(Records about charts and figures)
=-=-=

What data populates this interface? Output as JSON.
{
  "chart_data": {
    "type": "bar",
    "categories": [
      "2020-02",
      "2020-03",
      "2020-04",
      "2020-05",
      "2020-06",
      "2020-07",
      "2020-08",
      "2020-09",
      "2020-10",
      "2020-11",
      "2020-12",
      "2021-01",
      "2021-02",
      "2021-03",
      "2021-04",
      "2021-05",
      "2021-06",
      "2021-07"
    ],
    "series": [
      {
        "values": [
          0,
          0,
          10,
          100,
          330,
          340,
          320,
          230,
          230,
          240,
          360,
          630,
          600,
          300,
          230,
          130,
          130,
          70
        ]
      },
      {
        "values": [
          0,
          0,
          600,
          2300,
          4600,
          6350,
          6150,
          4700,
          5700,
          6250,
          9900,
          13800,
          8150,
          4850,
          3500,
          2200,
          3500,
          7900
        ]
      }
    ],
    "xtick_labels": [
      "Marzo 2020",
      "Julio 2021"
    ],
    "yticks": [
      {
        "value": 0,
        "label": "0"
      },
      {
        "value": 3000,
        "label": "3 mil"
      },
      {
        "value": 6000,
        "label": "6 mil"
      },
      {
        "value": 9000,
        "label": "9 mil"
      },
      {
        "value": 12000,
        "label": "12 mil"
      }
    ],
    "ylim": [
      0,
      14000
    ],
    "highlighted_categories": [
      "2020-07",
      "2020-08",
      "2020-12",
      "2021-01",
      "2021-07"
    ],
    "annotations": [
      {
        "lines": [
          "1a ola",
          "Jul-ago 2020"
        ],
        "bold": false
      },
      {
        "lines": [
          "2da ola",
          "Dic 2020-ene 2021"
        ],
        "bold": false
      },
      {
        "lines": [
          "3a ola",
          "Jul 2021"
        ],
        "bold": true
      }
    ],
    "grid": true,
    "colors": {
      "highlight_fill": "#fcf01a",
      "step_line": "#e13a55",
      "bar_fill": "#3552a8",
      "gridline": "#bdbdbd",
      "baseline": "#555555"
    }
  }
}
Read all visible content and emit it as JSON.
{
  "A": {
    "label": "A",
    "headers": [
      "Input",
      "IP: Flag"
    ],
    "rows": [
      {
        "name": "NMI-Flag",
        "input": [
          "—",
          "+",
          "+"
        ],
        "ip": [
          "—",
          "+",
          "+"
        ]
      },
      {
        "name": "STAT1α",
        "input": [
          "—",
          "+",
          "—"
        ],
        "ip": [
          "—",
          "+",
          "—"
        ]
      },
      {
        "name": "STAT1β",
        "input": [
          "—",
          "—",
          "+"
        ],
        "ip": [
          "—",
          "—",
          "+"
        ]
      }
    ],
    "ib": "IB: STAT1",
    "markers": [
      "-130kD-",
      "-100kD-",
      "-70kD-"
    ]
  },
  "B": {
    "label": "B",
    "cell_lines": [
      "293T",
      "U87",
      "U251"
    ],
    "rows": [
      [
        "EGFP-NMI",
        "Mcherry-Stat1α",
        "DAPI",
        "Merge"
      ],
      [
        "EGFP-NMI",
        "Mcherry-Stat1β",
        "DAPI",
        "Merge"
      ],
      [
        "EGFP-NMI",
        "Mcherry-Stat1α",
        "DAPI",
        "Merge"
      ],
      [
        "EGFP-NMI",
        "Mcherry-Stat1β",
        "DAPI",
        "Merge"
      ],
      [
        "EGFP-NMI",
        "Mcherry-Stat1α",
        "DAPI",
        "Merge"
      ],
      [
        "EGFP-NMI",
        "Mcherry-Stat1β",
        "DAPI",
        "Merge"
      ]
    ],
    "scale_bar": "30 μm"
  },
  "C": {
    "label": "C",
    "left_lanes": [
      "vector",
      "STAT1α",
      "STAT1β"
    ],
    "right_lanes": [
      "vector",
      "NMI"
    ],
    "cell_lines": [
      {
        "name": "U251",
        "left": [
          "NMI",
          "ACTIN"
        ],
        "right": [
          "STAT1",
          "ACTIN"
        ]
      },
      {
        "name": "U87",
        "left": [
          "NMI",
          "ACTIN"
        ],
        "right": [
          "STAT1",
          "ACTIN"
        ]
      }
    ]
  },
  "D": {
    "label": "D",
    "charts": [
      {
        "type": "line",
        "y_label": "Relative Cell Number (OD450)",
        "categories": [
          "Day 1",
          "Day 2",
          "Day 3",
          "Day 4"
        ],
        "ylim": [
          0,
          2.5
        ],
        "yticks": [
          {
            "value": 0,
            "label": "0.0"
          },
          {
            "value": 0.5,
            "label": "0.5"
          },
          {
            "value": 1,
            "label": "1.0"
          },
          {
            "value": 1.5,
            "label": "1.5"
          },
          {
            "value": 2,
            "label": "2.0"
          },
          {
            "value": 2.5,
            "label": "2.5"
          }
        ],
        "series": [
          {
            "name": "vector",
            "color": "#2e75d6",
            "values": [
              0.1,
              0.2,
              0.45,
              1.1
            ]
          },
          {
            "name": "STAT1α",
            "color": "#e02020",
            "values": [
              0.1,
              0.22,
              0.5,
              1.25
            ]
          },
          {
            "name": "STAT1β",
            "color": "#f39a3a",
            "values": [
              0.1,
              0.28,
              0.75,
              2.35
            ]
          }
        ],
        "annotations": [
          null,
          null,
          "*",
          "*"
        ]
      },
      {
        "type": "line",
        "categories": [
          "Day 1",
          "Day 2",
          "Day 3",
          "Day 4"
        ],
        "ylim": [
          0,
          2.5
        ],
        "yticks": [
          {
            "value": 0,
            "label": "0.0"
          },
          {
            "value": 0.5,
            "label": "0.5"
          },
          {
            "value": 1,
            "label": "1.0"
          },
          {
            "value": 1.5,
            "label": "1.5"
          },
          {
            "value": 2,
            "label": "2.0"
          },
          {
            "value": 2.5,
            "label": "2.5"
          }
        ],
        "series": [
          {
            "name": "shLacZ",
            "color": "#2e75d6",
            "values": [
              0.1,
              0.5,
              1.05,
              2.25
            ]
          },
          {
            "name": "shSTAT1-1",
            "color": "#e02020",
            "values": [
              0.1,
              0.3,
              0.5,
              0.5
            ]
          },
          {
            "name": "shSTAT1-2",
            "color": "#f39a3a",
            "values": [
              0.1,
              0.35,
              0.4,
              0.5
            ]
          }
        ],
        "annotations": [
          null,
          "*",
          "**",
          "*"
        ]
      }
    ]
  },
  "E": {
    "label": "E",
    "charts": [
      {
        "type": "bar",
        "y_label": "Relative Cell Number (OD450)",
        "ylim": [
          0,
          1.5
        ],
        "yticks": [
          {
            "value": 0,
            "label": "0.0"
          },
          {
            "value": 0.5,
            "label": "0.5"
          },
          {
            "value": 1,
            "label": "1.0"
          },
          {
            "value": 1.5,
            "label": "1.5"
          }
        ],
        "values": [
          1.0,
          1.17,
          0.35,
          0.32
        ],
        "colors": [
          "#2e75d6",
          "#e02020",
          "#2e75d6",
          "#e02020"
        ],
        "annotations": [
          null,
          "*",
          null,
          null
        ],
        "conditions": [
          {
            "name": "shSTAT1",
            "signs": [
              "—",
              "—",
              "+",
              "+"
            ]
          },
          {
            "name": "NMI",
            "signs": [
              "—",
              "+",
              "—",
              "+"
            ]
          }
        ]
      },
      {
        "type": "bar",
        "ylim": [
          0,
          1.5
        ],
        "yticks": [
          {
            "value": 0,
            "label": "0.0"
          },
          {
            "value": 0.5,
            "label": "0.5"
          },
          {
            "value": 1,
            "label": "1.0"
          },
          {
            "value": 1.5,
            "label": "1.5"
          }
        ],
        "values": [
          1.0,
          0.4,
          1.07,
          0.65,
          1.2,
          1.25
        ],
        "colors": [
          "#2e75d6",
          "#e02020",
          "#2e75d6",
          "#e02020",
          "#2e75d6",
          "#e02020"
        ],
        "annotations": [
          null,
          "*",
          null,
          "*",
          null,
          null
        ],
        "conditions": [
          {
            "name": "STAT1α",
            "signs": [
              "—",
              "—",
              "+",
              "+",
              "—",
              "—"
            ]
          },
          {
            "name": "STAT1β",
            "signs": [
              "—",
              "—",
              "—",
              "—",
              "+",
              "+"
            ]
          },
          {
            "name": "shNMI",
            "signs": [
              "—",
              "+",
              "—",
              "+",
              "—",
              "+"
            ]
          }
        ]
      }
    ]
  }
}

=-=-=

> _EXERCISE BRIEF_
Using the records above, copy every line that has the word "JSON" in it.

> _ANSWER FOR THE TASK_
What data populates this interface? Output as JSON.
Read all visible content and emit it as JSON.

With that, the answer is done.